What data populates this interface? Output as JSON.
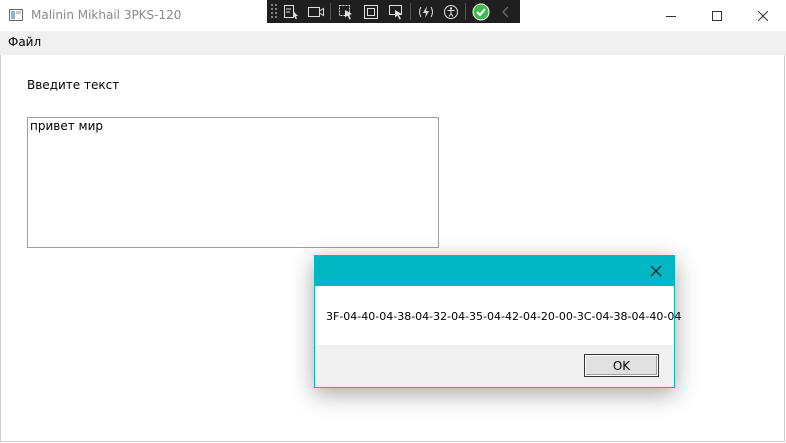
{
  "window": {
    "title": "Malinin Mikhail 3PKS-120"
  },
  "devtools_toolbar": {
    "icons": [
      "live-visual-tree-icon",
      "video-record-icon",
      "select-element-icon",
      "layout-adorner-icon",
      "track-focus-icon",
      "hot-reload-icon",
      "accessibility-icon",
      "binding-check-icon",
      "collapse-chevron-icon"
    ],
    "check_color": "#3fb950"
  },
  "menu": {
    "file_label": "Файл"
  },
  "main": {
    "prompt_label": "Введите текст",
    "input_value": "привет мир"
  },
  "dialog": {
    "message": "3F-04-40-04-38-04-32-04-35-04-42-04-20-00-3C-04-38-04-40-04",
    "ok_label": "OK",
    "accent_color": "#00b7c3"
  }
}
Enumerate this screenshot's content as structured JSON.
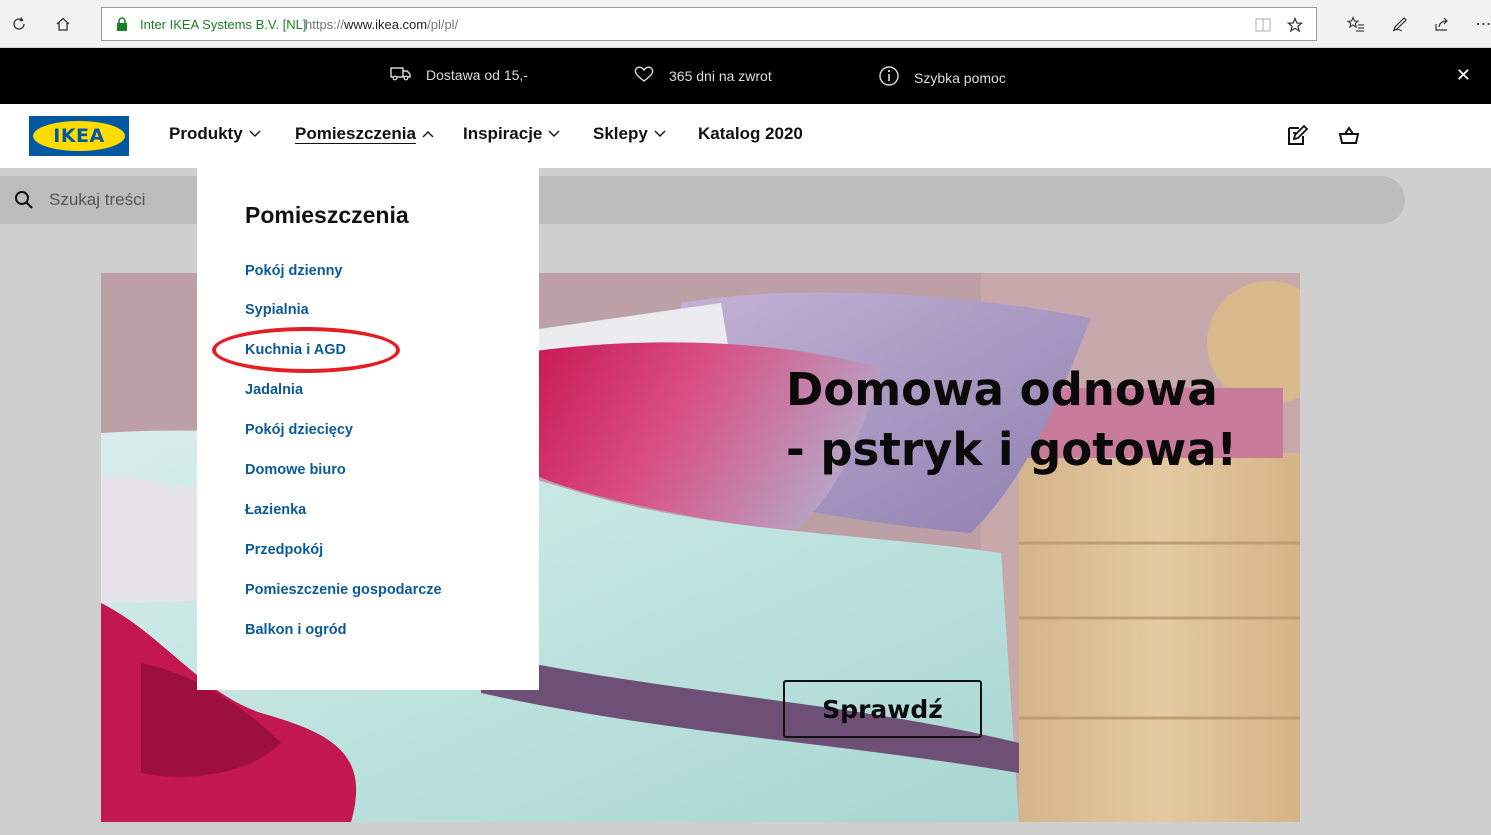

----------

- WRITTEN EXERCISE
Without including the pictures, return each record above exactly as it stands.

- FULL SOLUTION
What data populates this interface? Output as JSON.
{
  "window": {
    "title": "Malinin Mikhail 3PKS-120"
  },
  "devtools_toolbar": {
    "icons": [
      "live-visual-tree-icon",
      "video-record-icon",
      "select-element-icon",
      "layout-adorner-icon",
      "track-focus-icon",
      "hot-reload-icon",
      "accessibility-icon",
      "binding-check-icon",
      "collapse-chevron-icon"
    ],
    "check_color": "#3fb950"
  },
  "menu": {
    "file_label": "Файл"
  },
  "main": {
    "prompt_label": "Введите текст",
    "input_value": "привет мир"
  },
  "dialog": {
    "message": "3F-04-40-04-38-04-32-04-35-04-42-04-20-00-3C-04-38-04-40-04",
    "ok_label": "OK",
    "accent_color": "#00b7c3"
  }
}
Enumerate this screenshot's content as structured JSON.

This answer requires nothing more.